- _What needs to be done_: Leaving out every picture, quote the data below exactly as it appears.
--- begin Data to process ---
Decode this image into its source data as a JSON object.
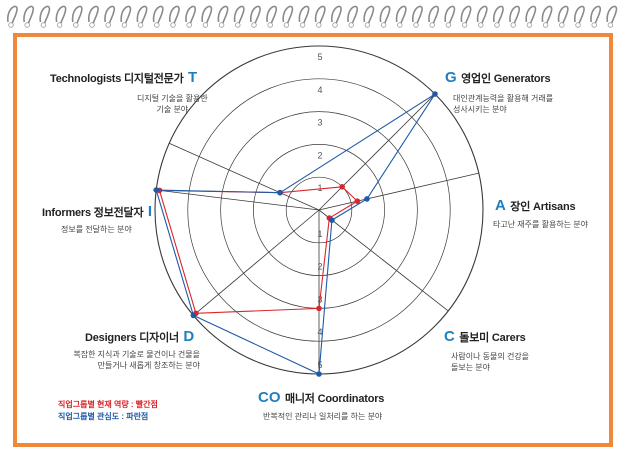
{
  "chart_data": {
    "type": "radar",
    "r_range": [
      0,
      5
    ],
    "r_ticks": [
      "1",
      "2",
      "3",
      "4",
      "5"
    ],
    "axes": [
      {
        "letter": "T",
        "name": "Technologists 디지털전문가",
        "desc": [
          "디지털 기술을 활용한",
          "기술 분야"
        ]
      },
      {
        "letter": "G",
        "name": "영업인 Generators",
        "desc": [
          "대인관계능력을 활용해 거래를",
          "성사시키는 분야"
        ]
      },
      {
        "letter": "A",
        "name": "장인 Artisans",
        "desc": [
          "타고난 재주를 활용하는 분야"
        ]
      },
      {
        "letter": "C",
        "name": "돌보미 Carers",
        "desc": [
          "사람이나 동물의 건강을",
          "돌보는 분야"
        ]
      },
      {
        "letter": "CO",
        "name": "매니저 Coordinators",
        "desc": [
          "반복적인 관리나 일처리를 하는 분야"
        ]
      },
      {
        "letter": "D",
        "name": "Designers 디자이너",
        "desc": [
          "복잡한 지식과 기술로 물건이나 건물을",
          "만들거나 새롭게 창조하는 분야"
        ]
      },
      {
        "letter": "I",
        "name": "Informers 정보전달자",
        "desc": [
          "정보를 전달하는 분야"
        ]
      }
    ],
    "series": [
      {
        "name": "직업그룹별 현재 역량 : 빨간점",
        "color": "#d9262b",
        "values": [
          1.3,
          1.0,
          1.2,
          0.4,
          3.0,
          4.9,
          4.9
        ]
      },
      {
        "name": "직업그룹별 관심도 : 파란점",
        "color": "#1f5aa6",
        "values": [
          1.3,
          5.0,
          1.5,
          0.5,
          5.0,
          5.0,
          5.0
        ]
      }
    ]
  }
}
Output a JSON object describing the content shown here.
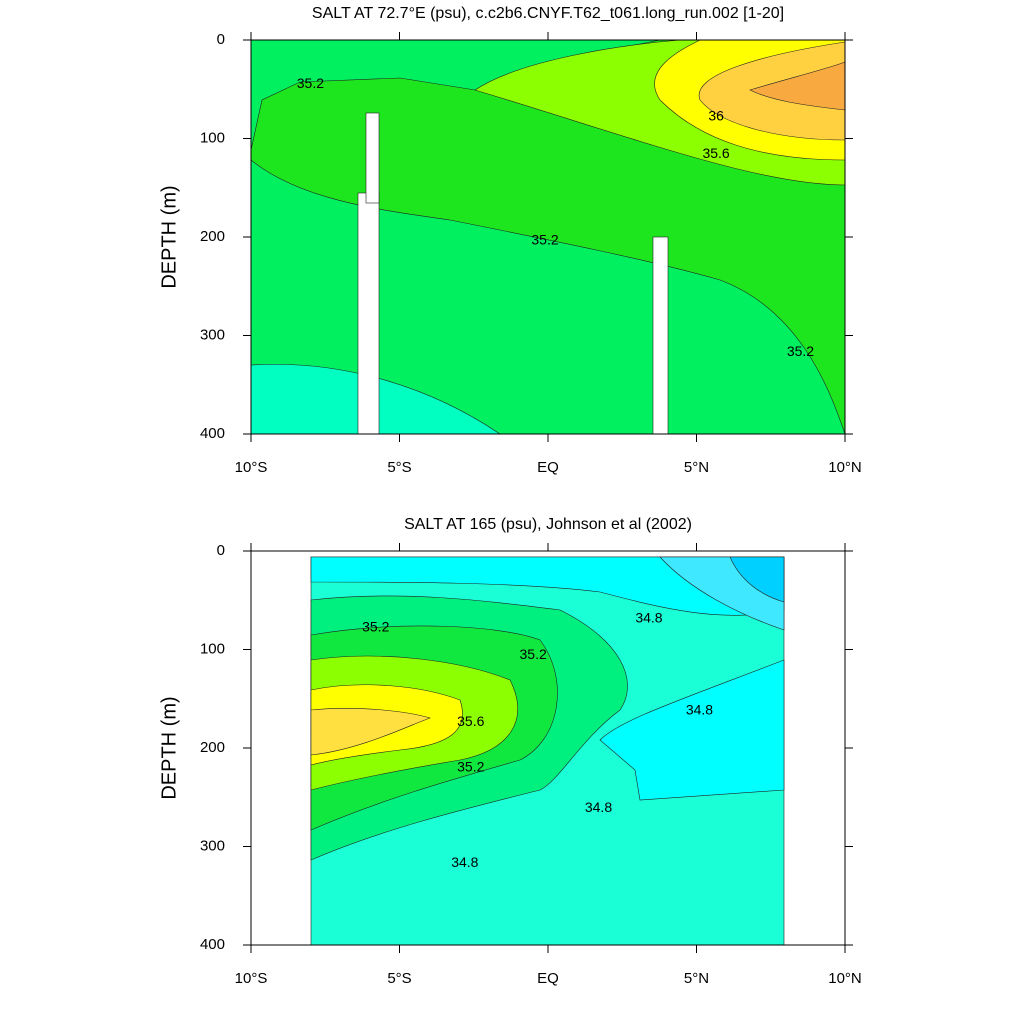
{
  "chart_data": [
    {
      "type": "contour",
      "title": "SALT AT  72.7°E (psu), c.c2b6.CNYF.T62_t061.long_run.002 [1-20]",
      "y_label": "DEPTH (m)",
      "xlim": [
        -10,
        10
      ],
      "ylim": [
        0,
        400
      ],
      "y_inverted": true,
      "xticks": [
        {
          "value": -10,
          "label": "10°S"
        },
        {
          "value": -5,
          "label": "5°S"
        },
        {
          "value": 0,
          "label": "EQ"
        },
        {
          "value": 5,
          "label": "5°N"
        },
        {
          "value": 10,
          "label": "10°N"
        }
      ],
      "yticks": [
        0,
        100,
        200,
        300,
        400
      ],
      "contour_labels": [
        {
          "value": 35.2,
          "x": -8.0,
          "y": 45
        },
        {
          "value": 36,
          "x": 5.66,
          "y": 78
        },
        {
          "value": 35.6,
          "x": 5.66,
          "y": 116
        },
        {
          "value": 35.2,
          "x": -0.1,
          "y": 204
        },
        {
          "value": 35.2,
          "x": 8.5,
          "y": 317
        }
      ]
    },
    {
      "type": "contour",
      "title": "SALT AT 165 (psu), Johnson et al (2002)",
      "y_label": "DEPTH (m)",
      "xlim": [
        -10,
        10
      ],
      "ylim": [
        0,
        400
      ],
      "y_inverted": true,
      "xticks": [
        {
          "value": -10,
          "label": "10°S"
        },
        {
          "value": -5,
          "label": "5°S"
        },
        {
          "value": 0,
          "label": "EQ"
        },
        {
          "value": 5,
          "label": "5°N"
        },
        {
          "value": 10,
          "label": "10°N"
        }
      ],
      "yticks": [
        0,
        100,
        200,
        300,
        400
      ],
      "contour_labels": [
        {
          "value": 35.2,
          "x": -5.8,
          "y": 78
        },
        {
          "value": 35.2,
          "x": -0.5,
          "y": 106
        },
        {
          "value": 34.8,
          "x": 3.4,
          "y": 69
        },
        {
          "value": 35.6,
          "x": -2.6,
          "y": 174
        },
        {
          "value": 34.8,
          "x": 5.1,
          "y": 162
        },
        {
          "value": 35.2,
          "x": -2.6,
          "y": 220
        },
        {
          "value": 34.8,
          "x": 1.7,
          "y": 261
        },
        {
          "value": 34.8,
          "x": -2.8,
          "y": 317
        }
      ]
    }
  ]
}
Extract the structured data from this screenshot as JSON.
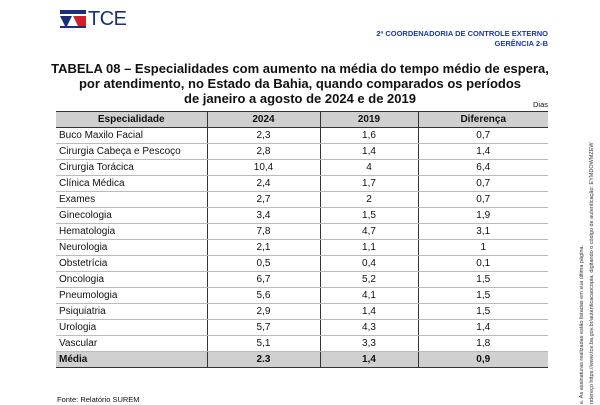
--- end Data to process ---
- _Written solution_:
Decode this image into its source data as a JSON object.
{
  "chart_data": {
    "type": "radar",
    "r_range": [
      0,
      5
    ],
    "r_ticks": [
      "1",
      "2",
      "3",
      "4",
      "5"
    ],
    "axes": [
      {
        "letter": "T",
        "name": "Technologists 디지털전문가",
        "desc": [
          "디지털 기술을 활용한",
          "기술 분야"
        ]
      },
      {
        "letter": "G",
        "name": "영업인 Generators",
        "desc": [
          "대인관계능력을 활용해 거래를",
          "성사시키는 분야"
        ]
      },
      {
        "letter": "A",
        "name": "장인 Artisans",
        "desc": [
          "타고난 재주를 활용하는 분야"
        ]
      },
      {
        "letter": "C",
        "name": "돌보미 Carers",
        "desc": [
          "사람이나 동물의 건강을",
          "돌보는 분야"
        ]
      },
      {
        "letter": "CO",
        "name": "매니저 Coordinators",
        "desc": [
          "반복적인 관리나 일처리를 하는 분야"
        ]
      },
      {
        "letter": "D",
        "name": "Designers 디자이너",
        "desc": [
          "복잡한 지식과 기술로 물건이나 건물을",
          "만들거나 새롭게 창조하는 분야"
        ]
      },
      {
        "letter": "I",
        "name": "Informers 정보전달자",
        "desc": [
          "정보를 전달하는 분야"
        ]
      }
    ],
    "series": [
      {
        "name": "직업그룹별 현재 역량 : 빨간점",
        "color": "#d9262b",
        "values": [
          1.3,
          1.0,
          1.2,
          0.4,
          3.0,
          4.9,
          4.9
        ]
      },
      {
        "name": "직업그룹별 관심도 : 파란점",
        "color": "#1f5aa6",
        "values": [
          1.3,
          5.0,
          1.5,
          0.5,
          5.0,
          5.0,
          5.0
        ]
      }
    ]
  }
}
Output a JSON object describing the content shown here.
{
  "chart_data": [
    {
      "type": "contour",
      "title": "SALT AT  72.7°E (psu), c.c2b6.CNYF.T62_t061.long_run.002 [1-20]",
      "y_label": "DEPTH (m)",
      "xlim": [
        -10,
        10
      ],
      "ylim": [
        0,
        400
      ],
      "y_inverted": true,
      "xticks": [
        {
          "value": -10,
          "label": "10°S"
        },
        {
          "value": -5,
          "label": "5°S"
        },
        {
          "value": 0,
          "label": "EQ"
        },
        {
          "value": 5,
          "label": "5°N"
        },
        {
          "value": 10,
          "label": "10°N"
        }
      ],
      "yticks": [
        0,
        100,
        200,
        300,
        400
      ],
      "contour_labels": [
        {
          "value": 35.2,
          "x": -8.0,
          "y": 45
        },
        {
          "value": 36,
          "x": 5.66,
          "y": 78
        },
        {
          "value": 35.6,
          "x": 5.66,
          "y": 116
        },
        {
          "value": 35.2,
          "x": -0.1,
          "y": 204
        },
        {
          "value": 35.2,
          "x": 8.5,
          "y": 317
        }
      ]
    },
    {
      "type": "contour",
      "title": "SALT AT 165 (psu), Johnson et al (2002)",
      "y_label": "DEPTH (m)",
      "xlim": [
        -10,
        10
      ],
      "ylim": [
        0,
        400
      ],
      "y_inverted": true,
      "xticks": [
        {
          "value": -10,
          "label": "10°S"
        },
        {
          "value": -5,
          "label": "5°S"
        },
        {
          "value": 0,
          "label": "EQ"
        },
        {
          "value": 5,
          "label": "5°N"
        },
        {
          "value": 10,
          "label": "10°N"
        }
      ],
      "yticks": [
        0,
        100,
        200,
        300,
        400
      ],
      "contour_labels": [
        {
          "value": 35.2,
          "x": -5.8,
          "y": 78
        },
        {
          "value": 35.2,
          "x": -0.5,
          "y": 106
        },
        {
          "value": 34.8,
          "x": 3.4,
          "y": 69
        },
        {
          "value": 35.6,
          "x": -2.6,
          "y": 174
        },
        {
          "value": 34.8,
          "x": 5.1,
          "y": 162
        },
        {
          "value": 35.2,
          "x": -2.6,
          "y": 220
        },
        {
          "value": 34.8,
          "x": 1.7,
          "y": 261
        },
        {
          "value": 34.8,
          "x": -2.8,
          "y": 317
        }
      ]
    }
  ]
}
Extract the structured data from this screenshot as JSON.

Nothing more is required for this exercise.